**HOW TO COMPLETE THIS TASK**
Exactly how many lines in this material contain the string "journal"? Reply with the number alone.

**SOURCE MATERIAL**
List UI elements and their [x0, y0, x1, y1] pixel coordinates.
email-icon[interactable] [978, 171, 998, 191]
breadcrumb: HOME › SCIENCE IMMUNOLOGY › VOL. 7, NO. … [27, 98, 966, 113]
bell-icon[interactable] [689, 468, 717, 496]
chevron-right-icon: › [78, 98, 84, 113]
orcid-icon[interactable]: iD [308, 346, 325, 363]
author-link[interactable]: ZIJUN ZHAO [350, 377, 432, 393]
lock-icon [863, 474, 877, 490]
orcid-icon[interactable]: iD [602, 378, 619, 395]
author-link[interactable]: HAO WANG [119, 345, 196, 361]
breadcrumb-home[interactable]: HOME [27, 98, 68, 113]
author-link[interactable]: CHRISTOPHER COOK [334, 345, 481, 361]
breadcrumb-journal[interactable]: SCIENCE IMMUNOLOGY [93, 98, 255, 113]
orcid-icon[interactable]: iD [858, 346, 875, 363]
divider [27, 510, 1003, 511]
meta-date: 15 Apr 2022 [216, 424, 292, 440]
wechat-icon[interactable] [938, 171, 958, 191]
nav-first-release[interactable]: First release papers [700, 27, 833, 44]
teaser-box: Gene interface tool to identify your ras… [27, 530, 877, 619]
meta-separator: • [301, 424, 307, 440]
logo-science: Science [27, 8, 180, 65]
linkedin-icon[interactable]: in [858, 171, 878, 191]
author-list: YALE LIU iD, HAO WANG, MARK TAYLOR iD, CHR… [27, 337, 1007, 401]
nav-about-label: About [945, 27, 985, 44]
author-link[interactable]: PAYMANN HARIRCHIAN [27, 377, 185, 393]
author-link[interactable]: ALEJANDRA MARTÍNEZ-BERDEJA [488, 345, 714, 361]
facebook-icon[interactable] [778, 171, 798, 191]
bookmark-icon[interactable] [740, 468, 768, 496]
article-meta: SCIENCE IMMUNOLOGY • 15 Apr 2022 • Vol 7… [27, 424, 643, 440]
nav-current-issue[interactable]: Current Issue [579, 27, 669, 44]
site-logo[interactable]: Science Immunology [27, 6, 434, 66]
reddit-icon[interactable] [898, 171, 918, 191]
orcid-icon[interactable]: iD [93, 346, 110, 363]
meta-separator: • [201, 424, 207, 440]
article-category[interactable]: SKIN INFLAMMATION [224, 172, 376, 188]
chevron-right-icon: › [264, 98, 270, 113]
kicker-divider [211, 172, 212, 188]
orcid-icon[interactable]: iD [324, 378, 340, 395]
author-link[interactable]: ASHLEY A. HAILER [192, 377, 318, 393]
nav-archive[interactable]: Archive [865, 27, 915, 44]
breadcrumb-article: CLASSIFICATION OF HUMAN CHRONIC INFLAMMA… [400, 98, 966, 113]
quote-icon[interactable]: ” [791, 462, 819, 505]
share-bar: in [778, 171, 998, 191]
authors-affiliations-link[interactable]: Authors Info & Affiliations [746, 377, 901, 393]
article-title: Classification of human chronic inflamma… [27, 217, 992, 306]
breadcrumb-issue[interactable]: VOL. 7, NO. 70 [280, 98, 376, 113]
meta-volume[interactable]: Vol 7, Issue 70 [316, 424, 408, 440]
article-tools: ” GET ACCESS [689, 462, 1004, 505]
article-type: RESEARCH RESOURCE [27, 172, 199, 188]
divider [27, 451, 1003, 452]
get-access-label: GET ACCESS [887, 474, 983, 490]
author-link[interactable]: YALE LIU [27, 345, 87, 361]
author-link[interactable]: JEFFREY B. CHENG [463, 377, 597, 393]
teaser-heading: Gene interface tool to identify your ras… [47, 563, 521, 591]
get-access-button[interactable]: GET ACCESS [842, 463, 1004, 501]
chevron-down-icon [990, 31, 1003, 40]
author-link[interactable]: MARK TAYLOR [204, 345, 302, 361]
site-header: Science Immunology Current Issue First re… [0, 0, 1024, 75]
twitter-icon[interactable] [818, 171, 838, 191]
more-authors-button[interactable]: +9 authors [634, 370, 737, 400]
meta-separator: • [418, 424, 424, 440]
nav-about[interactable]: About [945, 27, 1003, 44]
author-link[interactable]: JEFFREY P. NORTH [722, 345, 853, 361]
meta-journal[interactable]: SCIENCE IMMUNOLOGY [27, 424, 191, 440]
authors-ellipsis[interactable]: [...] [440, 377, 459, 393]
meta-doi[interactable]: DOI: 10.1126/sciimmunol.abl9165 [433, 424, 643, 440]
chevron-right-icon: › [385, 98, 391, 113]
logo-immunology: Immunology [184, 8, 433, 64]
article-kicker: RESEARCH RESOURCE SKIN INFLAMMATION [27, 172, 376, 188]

==

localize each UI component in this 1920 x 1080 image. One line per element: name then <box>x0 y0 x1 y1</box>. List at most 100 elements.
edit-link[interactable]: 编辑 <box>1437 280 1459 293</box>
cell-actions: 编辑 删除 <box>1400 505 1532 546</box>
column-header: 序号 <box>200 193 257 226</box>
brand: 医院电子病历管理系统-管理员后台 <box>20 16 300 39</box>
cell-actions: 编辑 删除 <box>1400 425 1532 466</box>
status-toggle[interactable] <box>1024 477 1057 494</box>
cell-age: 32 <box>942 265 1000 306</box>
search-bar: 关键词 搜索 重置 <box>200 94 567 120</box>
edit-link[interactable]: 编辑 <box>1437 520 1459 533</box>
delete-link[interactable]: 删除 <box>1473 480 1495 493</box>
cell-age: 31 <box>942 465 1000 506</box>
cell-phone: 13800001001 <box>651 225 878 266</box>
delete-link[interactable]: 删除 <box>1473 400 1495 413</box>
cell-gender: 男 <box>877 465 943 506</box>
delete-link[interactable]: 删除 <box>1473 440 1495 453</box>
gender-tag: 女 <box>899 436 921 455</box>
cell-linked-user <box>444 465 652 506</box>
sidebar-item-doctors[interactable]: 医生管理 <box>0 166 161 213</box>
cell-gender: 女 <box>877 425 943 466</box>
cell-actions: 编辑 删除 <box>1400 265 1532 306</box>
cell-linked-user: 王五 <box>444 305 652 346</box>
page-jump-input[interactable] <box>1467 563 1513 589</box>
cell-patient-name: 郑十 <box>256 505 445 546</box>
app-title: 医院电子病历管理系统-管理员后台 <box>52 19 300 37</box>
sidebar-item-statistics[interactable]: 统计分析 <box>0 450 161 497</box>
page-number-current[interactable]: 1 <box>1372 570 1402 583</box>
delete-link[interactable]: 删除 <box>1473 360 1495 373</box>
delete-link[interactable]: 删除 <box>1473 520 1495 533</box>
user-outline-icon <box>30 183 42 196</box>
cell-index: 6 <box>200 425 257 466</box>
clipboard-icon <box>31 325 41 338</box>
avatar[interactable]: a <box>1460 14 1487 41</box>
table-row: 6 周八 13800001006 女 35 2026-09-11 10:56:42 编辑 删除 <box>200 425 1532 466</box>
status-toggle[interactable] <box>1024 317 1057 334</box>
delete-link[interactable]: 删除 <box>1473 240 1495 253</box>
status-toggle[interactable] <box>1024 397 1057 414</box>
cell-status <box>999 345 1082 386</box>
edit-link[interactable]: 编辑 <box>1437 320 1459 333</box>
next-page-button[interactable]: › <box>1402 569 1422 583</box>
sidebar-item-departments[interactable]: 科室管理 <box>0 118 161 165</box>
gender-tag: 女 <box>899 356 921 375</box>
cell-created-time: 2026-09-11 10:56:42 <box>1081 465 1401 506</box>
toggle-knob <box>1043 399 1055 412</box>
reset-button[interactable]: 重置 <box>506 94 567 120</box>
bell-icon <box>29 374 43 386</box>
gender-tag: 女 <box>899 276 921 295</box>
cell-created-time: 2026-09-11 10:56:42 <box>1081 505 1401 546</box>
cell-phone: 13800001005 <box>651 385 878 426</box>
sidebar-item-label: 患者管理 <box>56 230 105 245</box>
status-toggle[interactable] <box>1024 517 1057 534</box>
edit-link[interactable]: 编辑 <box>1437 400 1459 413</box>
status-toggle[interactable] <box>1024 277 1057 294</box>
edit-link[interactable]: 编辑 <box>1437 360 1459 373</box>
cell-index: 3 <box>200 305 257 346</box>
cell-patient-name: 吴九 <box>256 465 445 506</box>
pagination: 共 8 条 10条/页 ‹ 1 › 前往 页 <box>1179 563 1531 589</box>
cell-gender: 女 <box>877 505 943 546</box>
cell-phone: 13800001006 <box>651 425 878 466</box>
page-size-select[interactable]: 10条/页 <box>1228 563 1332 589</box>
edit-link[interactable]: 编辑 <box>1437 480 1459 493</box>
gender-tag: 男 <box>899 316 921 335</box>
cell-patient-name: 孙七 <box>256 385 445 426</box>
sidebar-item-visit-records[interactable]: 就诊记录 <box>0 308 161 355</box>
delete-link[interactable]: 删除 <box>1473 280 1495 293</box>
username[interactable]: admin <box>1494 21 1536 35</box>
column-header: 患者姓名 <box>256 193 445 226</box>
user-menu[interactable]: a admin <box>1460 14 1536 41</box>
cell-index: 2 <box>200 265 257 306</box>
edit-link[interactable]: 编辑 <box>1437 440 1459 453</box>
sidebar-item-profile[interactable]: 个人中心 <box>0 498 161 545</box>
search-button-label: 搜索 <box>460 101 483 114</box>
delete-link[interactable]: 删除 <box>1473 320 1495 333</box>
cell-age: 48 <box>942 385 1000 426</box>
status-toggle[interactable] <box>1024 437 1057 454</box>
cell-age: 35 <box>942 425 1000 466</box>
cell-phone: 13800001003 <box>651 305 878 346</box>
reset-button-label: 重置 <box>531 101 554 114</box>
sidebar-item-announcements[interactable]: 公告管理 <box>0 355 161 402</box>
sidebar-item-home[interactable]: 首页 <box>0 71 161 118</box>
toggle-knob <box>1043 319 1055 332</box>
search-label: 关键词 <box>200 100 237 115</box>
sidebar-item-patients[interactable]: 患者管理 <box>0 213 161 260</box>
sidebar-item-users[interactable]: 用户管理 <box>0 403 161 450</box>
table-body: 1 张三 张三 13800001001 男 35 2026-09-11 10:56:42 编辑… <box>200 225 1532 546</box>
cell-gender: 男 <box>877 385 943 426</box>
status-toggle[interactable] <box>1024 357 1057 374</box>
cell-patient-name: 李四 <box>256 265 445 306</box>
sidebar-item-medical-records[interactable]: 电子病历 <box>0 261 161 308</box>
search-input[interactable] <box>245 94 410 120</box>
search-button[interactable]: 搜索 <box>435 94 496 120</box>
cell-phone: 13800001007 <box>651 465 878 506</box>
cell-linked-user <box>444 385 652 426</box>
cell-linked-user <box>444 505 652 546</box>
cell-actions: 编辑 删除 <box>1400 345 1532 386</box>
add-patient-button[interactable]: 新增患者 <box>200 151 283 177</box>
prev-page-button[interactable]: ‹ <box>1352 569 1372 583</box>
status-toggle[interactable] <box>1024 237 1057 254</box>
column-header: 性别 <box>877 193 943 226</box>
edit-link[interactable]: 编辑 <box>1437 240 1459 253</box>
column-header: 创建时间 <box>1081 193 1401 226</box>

**WRITTEN RESPONSE**
2